─── LISTED RECORDS

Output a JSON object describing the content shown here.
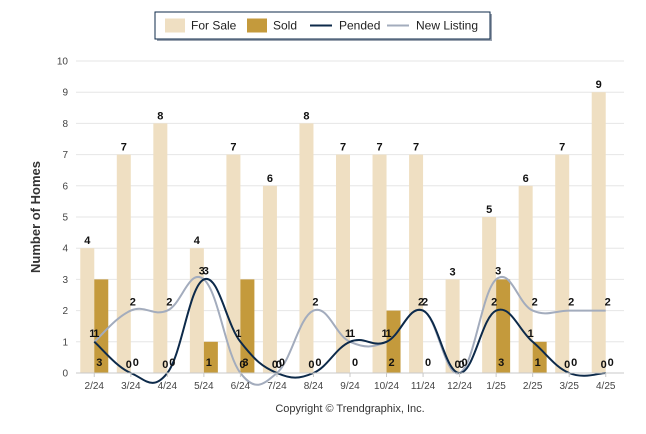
{
  "chart_data": {
    "type": "bar",
    "categories": [
      "2/24",
      "3/24",
      "4/24",
      "5/24",
      "6/24",
      "7/24",
      "8/24",
      "9/24",
      "10/24",
      "11/24",
      "12/24",
      "1/25",
      "2/25",
      "3/25",
      "4/25"
    ],
    "series": [
      {
        "name": "For Sale",
        "kind": "bar",
        "color": "#efdfc2",
        "values": [
          4,
          7,
          8,
          4,
          7,
          6,
          8,
          7,
          7,
          7,
          3,
          5,
          6,
          7,
          9
        ]
      },
      {
        "name": "Sold",
        "kind": "bar",
        "color": "#c49a3c",
        "values": [
          3,
          0,
          0,
          1,
          3,
          0,
          0,
          0,
          2,
          0,
          0,
          3,
          1,
          0,
          0
        ]
      },
      {
        "name": "Pended",
        "kind": "line",
        "color": "#0d2a4a",
        "values": [
          1,
          0,
          0,
          3,
          1,
          0,
          0,
          1,
          1,
          2,
          0,
          2,
          1,
          0,
          0
        ]
      },
      {
        "name": "New Listing",
        "kind": "line",
        "color": "#a3acbd",
        "values": [
          1,
          2,
          2,
          3,
          0,
          0,
          2,
          1,
          1,
          2,
          0,
          3,
          2,
          2,
          2
        ]
      }
    ],
    "ylabel": "Number of Homes",
    "ylim": [
      0,
      10
    ],
    "yticks": [
      0,
      1,
      2,
      3,
      4,
      5,
      6,
      7,
      8,
      9,
      10
    ],
    "grid": true,
    "legend_placement": "top-center",
    "footer": "Copyright © Trendgraphix, Inc."
  }
}
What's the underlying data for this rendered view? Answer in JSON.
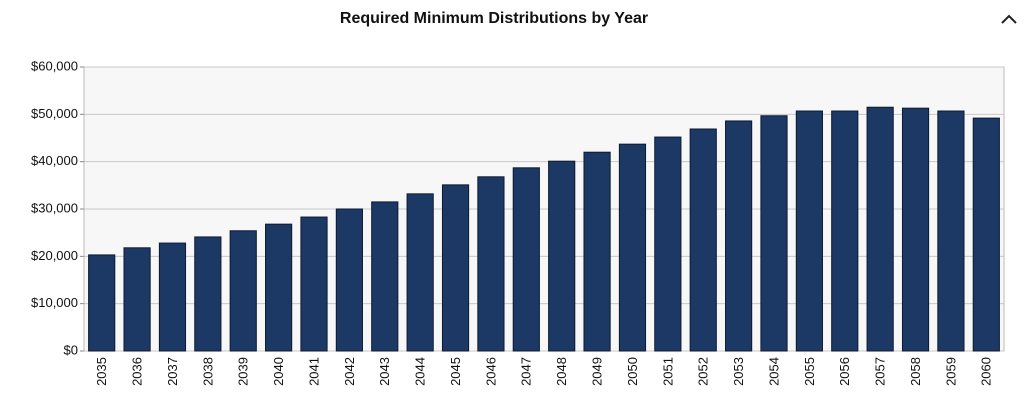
{
  "chart_data": {
    "type": "bar",
    "title": "Required Minimum Distributions by Year",
    "categories": [
      "2035",
      "2036",
      "2037",
      "2038",
      "2039",
      "2040",
      "2041",
      "2042",
      "2043",
      "2044",
      "2045",
      "2046",
      "2047",
      "2048",
      "2049",
      "2050",
      "2051",
      "2052",
      "2053",
      "2054",
      "2055",
      "2056",
      "2057",
      "2058",
      "2059",
      "2060"
    ],
    "values": [
      20300,
      21800,
      22800,
      24100,
      25400,
      26800,
      28300,
      30000,
      31500,
      33200,
      35100,
      36800,
      38700,
      40100,
      42000,
      43700,
      45200,
      46900,
      48600,
      49700,
      50700,
      50700,
      51500,
      51300,
      50700,
      49200
    ],
    "color": "#1c3966",
    "ylim": [
      0,
      60000
    ],
    "yticks": [
      {
        "value": 0,
        "label": "$0"
      },
      {
        "value": 10000,
        "label": "$10,000"
      },
      {
        "value": 20000,
        "label": "$20,000"
      },
      {
        "value": 30000,
        "label": "$30,000"
      },
      {
        "value": 40000,
        "label": "$40,000"
      },
      {
        "value": 50000,
        "label": "$50,000"
      },
      {
        "value": 60000,
        "label": "$60,000"
      }
    ],
    "grid": true
  }
}
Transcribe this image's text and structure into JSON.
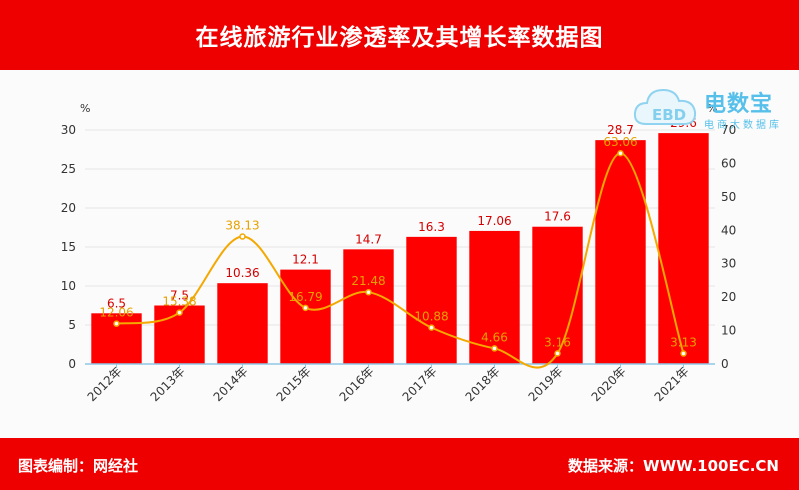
{
  "header": {
    "title": "在线旅游行业渗透率及其增长率数据图"
  },
  "footer": {
    "left": "图表编制：网经社",
    "right": "数据来源：WWW.100EC.CN"
  },
  "watermark": {
    "brand": "电数宝",
    "sub": "电商大数据库",
    "logo_text": "EBD"
  },
  "chart_data": {
    "type": "bar",
    "categories": [
      "2012年",
      "2013年",
      "2014年",
      "2015年",
      "2016年",
      "2017年",
      "2018年",
      "2019年",
      "2020年",
      "2021年"
    ],
    "series": [
      {
        "type": "bar",
        "axis": "left",
        "color": "#ff0000",
        "label_color": "#d40000",
        "values": [
          6.5,
          7.5,
          10.36,
          12.1,
          14.7,
          16.3,
          17.06,
          17.6,
          28.7,
          29.6
        ]
      },
      {
        "type": "line",
        "axis": "right",
        "color": "#f4a800",
        "label_color": "#e6a200",
        "values": [
          12.06,
          15.38,
          38.13,
          16.79,
          21.48,
          10.88,
          4.66,
          3.16,
          63.06,
          3.13
        ]
      }
    ],
    "y_left": {
      "label": "%",
      "ylim": [
        0,
        30
      ],
      "ticks": [
        0,
        5,
        10,
        15,
        20,
        25,
        30
      ]
    },
    "y_right": {
      "label": "%",
      "ylim": [
        0,
        70
      ],
      "ticks": [
        0,
        10,
        20,
        30,
        40,
        50,
        60,
        70
      ]
    },
    "grid": true
  }
}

──────

WORK TO DO:
Leave out the pictures and return every record word for word.

FULL RESPONSE:
Output a JSON object describing the content shown here.
{
  "chart_data": {
    "type": "bar",
    "categories": [
      "2/24",
      "3/24",
      "4/24",
      "5/24",
      "6/24",
      "7/24",
      "8/24",
      "9/24",
      "10/24",
      "11/24",
      "12/24",
      "1/25",
      "2/25",
      "3/25",
      "4/25"
    ],
    "series": [
      {
        "name": "For Sale",
        "kind": "bar",
        "color": "#efdfc2",
        "values": [
          4,
          7,
          8,
          4,
          7,
          6,
          8,
          7,
          7,
          7,
          3,
          5,
          6,
          7,
          9
        ]
      },
      {
        "name": "Sold",
        "kind": "bar",
        "color": "#c49a3c",
        "values": [
          3,
          0,
          0,
          1,
          3,
          0,
          0,
          0,
          2,
          0,
          0,
          3,
          1,
          0,
          0
        ]
      },
      {
        "name": "Pended",
        "kind": "line",
        "color": "#0d2a4a",
        "values": [
          1,
          0,
          0,
          3,
          1,
          0,
          0,
          1,
          1,
          2,
          0,
          2,
          1,
          0,
          0
        ]
      },
      {
        "name": "New Listing",
        "kind": "line",
        "color": "#a3acbd",
        "values": [
          1,
          2,
          2,
          3,
          0,
          0,
          2,
          1,
          1,
          2,
          0,
          3,
          2,
          2,
          2
        ]
      }
    ],
    "ylabel": "Number of Homes",
    "ylim": [
      0,
      10
    ],
    "yticks": [
      0,
      1,
      2,
      3,
      4,
      5,
      6,
      7,
      8,
      9,
      10
    ],
    "grid": true,
    "legend_placement": "top-center",
    "footer": "Copyright © Trendgraphix, Inc."
  }
}
What's the underlying data for this rendered view? Answer in JSON.
{
  "chart_data": {
    "type": "bar",
    "title": "Required Minimum Distributions by Year",
    "categories": [
      "2035",
      "2036",
      "2037",
      "2038",
      "2039",
      "2040",
      "2041",
      "2042",
      "2043",
      "2044",
      "2045",
      "2046",
      "2047",
      "2048",
      "2049",
      "2050",
      "2051",
      "2052",
      "2053",
      "2054",
      "2055",
      "2056",
      "2057",
      "2058",
      "2059",
      "2060"
    ],
    "values": [
      20300,
      21800,
      22800,
      24100,
      25400,
      26800,
      28300,
      30000,
      31500,
      33200,
      35100,
      36800,
      38700,
      40100,
      42000,
      43700,
      45200,
      46900,
      48600,
      49700,
      50700,
      50700,
      51500,
      51300,
      50700,
      49200
    ],
    "color": "#1c3966",
    "ylim": [
      0,
      60000
    ],
    "yticks": [
      {
        "value": 0,
        "label": "$0"
      },
      {
        "value": 10000,
        "label": "$10,000"
      },
      {
        "value": 20000,
        "label": "$20,000"
      },
      {
        "value": 30000,
        "label": "$30,000"
      },
      {
        "value": 40000,
        "label": "$40,000"
      },
      {
        "value": 50000,
        "label": "$50,000"
      },
      {
        "value": 60000,
        "label": "$60,000"
      }
    ],
    "grid": true
  }
}
Transcribe this image's text and structure into JSON.
{
  "header": {
    "title": "在线旅游行业渗透率及其增长率数据图"
  },
  "footer": {
    "left": "图表编制：网经社",
    "right": "数据来源：WWW.100EC.CN"
  },
  "watermark": {
    "brand": "电数宝",
    "sub": "电商大数据库",
    "logo_text": "EBD"
  },
  "chart_data": {
    "type": "bar",
    "categories": [
      "2012年",
      "2013年",
      "2014年",
      "2015年",
      "2016年",
      "2017年",
      "2018年",
      "2019年",
      "2020年",
      "2021年"
    ],
    "series": [
      {
        "type": "bar",
        "axis": "left",
        "color": "#ff0000",
        "label_color": "#d40000",
        "values": [
          6.5,
          7.5,
          10.36,
          12.1,
          14.7,
          16.3,
          17.06,
          17.6,
          28.7,
          29.6
        ]
      },
      {
        "type": "line",
        "axis": "right",
        "color": "#f4a800",
        "label_color": "#e6a200",
        "values": [
          12.06,
          15.38,
          38.13,
          16.79,
          21.48,
          10.88,
          4.66,
          3.16,
          63.06,
          3.13
        ]
      }
    ],
    "y_left": {
      "label": "%",
      "ylim": [
        0,
        30
      ],
      "ticks": [
        0,
        5,
        10,
        15,
        20,
        25,
        30
      ]
    },
    "y_right": {
      "label": "%",
      "ylim": [
        0,
        70
      ],
      "ticks": [
        0,
        10,
        20,
        30,
        40,
        50,
        60,
        70
      ]
    },
    "grid": true
  }
}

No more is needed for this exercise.